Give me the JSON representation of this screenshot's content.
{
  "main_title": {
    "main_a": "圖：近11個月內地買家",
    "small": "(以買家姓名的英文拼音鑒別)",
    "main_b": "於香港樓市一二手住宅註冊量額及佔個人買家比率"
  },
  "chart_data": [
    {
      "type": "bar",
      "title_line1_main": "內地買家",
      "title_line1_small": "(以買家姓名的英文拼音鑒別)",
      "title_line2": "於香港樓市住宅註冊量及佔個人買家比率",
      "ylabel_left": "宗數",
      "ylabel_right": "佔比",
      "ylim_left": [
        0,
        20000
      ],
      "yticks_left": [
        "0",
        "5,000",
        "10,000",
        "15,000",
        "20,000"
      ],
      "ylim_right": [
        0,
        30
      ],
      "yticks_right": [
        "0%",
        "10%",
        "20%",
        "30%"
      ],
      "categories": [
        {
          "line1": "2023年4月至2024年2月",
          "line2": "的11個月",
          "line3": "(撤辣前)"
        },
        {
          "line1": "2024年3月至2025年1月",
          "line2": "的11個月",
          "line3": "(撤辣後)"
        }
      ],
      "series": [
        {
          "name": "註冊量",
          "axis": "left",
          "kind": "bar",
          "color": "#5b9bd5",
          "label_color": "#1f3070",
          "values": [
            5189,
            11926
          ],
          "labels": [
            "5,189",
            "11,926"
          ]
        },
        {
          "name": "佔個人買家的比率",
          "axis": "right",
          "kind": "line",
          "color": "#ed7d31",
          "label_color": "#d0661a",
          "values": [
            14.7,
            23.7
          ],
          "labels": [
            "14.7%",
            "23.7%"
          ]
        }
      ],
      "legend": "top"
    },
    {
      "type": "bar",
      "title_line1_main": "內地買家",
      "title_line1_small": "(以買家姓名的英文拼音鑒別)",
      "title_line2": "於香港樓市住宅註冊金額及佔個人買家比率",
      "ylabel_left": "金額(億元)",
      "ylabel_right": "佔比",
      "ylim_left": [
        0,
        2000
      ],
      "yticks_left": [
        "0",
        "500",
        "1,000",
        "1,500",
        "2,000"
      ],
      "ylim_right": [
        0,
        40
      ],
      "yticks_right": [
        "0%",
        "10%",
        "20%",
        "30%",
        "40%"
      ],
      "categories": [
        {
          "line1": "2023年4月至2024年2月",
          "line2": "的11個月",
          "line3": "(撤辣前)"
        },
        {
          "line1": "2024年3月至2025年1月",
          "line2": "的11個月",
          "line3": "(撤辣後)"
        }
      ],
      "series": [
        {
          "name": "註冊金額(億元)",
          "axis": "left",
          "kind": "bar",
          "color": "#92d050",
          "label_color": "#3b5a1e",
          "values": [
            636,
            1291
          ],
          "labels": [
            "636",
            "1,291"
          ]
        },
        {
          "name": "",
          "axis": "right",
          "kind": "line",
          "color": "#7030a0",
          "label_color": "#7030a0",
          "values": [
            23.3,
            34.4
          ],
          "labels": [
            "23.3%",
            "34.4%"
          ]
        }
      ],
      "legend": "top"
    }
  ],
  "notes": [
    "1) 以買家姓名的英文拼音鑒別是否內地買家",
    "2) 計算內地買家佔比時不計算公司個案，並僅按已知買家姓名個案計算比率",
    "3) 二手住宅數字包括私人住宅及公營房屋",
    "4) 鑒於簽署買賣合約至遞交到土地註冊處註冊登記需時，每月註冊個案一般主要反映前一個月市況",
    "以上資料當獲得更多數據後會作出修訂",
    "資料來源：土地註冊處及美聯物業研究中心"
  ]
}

········

Every entry should be output exactly as written, please.

Give me the JSON representation of this screenshot's content.
{
  "main_title": {
    "main_a": "圖：近11個月內地買家",
    "small": "(以買家姓名的英文拼音鑒別)",
    "main_b": "於香港樓市一二手住宅註冊量額及佔個人買家比率"
  },
  "chart_data": [
    {
      "type": "bar",
      "title_line1_main": "內地買家",
      "title_line1_small": "(以買家姓名的英文拼音鑒別)",
      "title_line2": "於香港樓市住宅註冊量及佔個人買家比率",
      "ylabel_left": "宗數",
      "ylabel_right": "佔比",
      "ylim_left": [
        0,
        20000
      ],
      "yticks_left": [
        "0",
        "5,000",
        "10,000",
        "15,000",
        "20,000"
      ],
      "ylim_right": [
        0,
        30
      ],
      "yticks_right": [
        "0%",
        "10%",
        "20%",
        "30%"
      ],
      "categories": [
        {
          "line1": "2023年4月至2024年2月",
          "line2": "的11個月",
          "line3": "(撤辣前)"
        },
        {
          "line1": "2024年3月至2025年1月",
          "line2": "的11個月",
          "line3": "(撤辣後)"
        }
      ],
      "series": [
        {
          "name": "註冊量",
          "axis": "left",
          "kind": "bar",
          "color": "#5b9bd5",
          "label_color": "#1f3070",
          "values": [
            5189,
            11926
          ],
          "labels": [
            "5,189",
            "11,926"
          ]
        },
        {
          "name": "佔個人買家的比率",
          "axis": "right",
          "kind": "line",
          "color": "#ed7d31",
          "label_color": "#d0661a",
          "values": [
            14.7,
            23.7
          ],
          "labels": [
            "14.7%",
            "23.7%"
          ]
        }
      ],
      "legend": "top"
    },
    {
      "type": "bar",
      "title_line1_main": "內地買家",
      "title_line1_small": "(以買家姓名的英文拼音鑒別)",
      "title_line2": "於香港樓市住宅註冊金額及佔個人買家比率",
      "ylabel_left": "金額(億元)",
      "ylabel_right": "佔比",
      "ylim_left": [
        0,
        2000
      ],
      "yticks_left": [
        "0",
        "500",
        "1,000",
        "1,500",
        "2,000"
      ],
      "ylim_right": [
        0,
        40
      ],
      "yticks_right": [
        "0%",
        "10%",
        "20%",
        "30%",
        "40%"
      ],
      "categories": [
        {
          "line1": "2023年4月至2024年2月",
          "line2": "的11個月",
          "line3": "(撤辣前)"
        },
        {
          "line1": "2024年3月至2025年1月",
          "line2": "的11個月",
          "line3": "(撤辣後)"
        }
      ],
      "series": [
        {
          "name": "註冊金額(億元)",
          "axis": "left",
          "kind": "bar",
          "color": "#92d050",
          "label_color": "#3b5a1e",
          "values": [
            636,
            1291
          ],
          "labels": [
            "636",
            "1,291"
          ]
        },
        {
          "name": "",
          "axis": "right",
          "kind": "line",
          "color": "#7030a0",
          "label_color": "#7030a0",
          "values": [
            23.3,
            34.4
          ],
          "labels": [
            "23.3%",
            "34.4%"
          ]
        }
      ],
      "legend": "top"
    }
  ],
  "notes": [
    "1) 以買家姓名的英文拼音鑒別是否內地買家",
    "2) 計算內地買家佔比時不計算公司個案，並僅按已知買家姓名個案計算比率",
    "3) 二手住宅數字包括私人住宅及公營房屋",
    "4) 鑒於簽署買賣合約至遞交到土地註冊處註冊登記需時，每月註冊個案一般主要反映前一個月市況",
    "以上資料當獲得更多數據後會作出修訂",
    "資料來源：土地註冊處及美聯物業研究中心"
  ]
}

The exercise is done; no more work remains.